Figure collection entries
/---
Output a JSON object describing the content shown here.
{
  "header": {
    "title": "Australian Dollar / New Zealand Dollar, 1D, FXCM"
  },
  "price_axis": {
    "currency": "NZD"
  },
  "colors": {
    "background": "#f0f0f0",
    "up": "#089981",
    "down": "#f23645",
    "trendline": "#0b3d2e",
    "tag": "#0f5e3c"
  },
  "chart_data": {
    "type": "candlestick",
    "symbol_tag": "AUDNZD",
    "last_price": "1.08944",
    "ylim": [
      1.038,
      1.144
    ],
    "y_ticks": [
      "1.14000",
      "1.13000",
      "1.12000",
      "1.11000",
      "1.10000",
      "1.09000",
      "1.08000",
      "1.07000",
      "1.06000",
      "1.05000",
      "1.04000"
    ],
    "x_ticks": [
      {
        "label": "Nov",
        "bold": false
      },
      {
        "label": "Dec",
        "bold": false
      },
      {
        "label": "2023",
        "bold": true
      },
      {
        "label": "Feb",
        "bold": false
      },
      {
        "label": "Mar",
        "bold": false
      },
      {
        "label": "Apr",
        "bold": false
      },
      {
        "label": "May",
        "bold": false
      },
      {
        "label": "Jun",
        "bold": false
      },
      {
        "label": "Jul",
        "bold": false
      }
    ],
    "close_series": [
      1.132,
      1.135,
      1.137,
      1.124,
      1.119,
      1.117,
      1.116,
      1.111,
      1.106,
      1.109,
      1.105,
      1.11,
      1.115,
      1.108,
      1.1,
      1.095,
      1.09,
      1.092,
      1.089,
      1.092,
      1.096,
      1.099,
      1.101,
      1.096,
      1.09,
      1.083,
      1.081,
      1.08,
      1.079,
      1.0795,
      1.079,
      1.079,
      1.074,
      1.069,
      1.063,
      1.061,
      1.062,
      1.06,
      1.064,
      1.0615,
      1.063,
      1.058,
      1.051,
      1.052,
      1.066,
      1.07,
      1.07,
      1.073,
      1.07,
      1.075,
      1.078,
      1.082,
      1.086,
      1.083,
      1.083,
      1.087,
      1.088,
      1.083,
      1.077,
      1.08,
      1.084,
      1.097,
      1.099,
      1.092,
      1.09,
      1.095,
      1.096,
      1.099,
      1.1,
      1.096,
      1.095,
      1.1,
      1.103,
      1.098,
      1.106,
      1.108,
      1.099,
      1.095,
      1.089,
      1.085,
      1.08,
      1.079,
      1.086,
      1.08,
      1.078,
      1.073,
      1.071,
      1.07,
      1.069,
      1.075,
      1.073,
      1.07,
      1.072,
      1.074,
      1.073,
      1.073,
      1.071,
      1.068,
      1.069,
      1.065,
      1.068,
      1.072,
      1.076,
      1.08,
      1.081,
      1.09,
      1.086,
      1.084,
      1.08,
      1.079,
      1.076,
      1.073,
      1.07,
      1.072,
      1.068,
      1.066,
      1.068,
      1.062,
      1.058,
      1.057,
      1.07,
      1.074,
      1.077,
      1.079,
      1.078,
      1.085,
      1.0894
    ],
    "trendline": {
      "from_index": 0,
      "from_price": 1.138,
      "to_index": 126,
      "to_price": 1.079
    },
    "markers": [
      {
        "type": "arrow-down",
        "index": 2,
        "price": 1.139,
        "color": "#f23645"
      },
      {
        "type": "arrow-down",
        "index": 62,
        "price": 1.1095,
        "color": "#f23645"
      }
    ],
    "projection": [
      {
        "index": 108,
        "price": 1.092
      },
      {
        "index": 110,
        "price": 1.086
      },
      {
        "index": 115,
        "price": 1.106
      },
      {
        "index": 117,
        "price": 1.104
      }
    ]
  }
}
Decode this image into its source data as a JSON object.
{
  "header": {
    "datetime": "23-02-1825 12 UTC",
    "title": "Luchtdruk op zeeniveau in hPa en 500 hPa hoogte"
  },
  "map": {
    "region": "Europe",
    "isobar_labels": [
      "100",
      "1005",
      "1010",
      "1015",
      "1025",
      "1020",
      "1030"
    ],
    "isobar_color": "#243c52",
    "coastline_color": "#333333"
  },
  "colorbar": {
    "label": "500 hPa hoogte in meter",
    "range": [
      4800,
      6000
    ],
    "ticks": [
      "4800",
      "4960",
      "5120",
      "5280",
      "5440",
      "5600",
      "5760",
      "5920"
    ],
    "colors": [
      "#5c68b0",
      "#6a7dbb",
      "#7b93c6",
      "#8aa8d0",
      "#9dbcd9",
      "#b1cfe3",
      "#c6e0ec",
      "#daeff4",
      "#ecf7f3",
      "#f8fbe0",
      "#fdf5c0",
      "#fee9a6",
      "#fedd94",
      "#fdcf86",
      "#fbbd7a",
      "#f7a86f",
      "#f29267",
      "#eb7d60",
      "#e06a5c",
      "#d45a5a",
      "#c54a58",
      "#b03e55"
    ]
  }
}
\---
__TO DO__: Copy out the lines that hold "object".

__ANSWER TO THIS TASK__:
Output a JSON object describing the content shown here.
Decode this image into its source data as a JSON object.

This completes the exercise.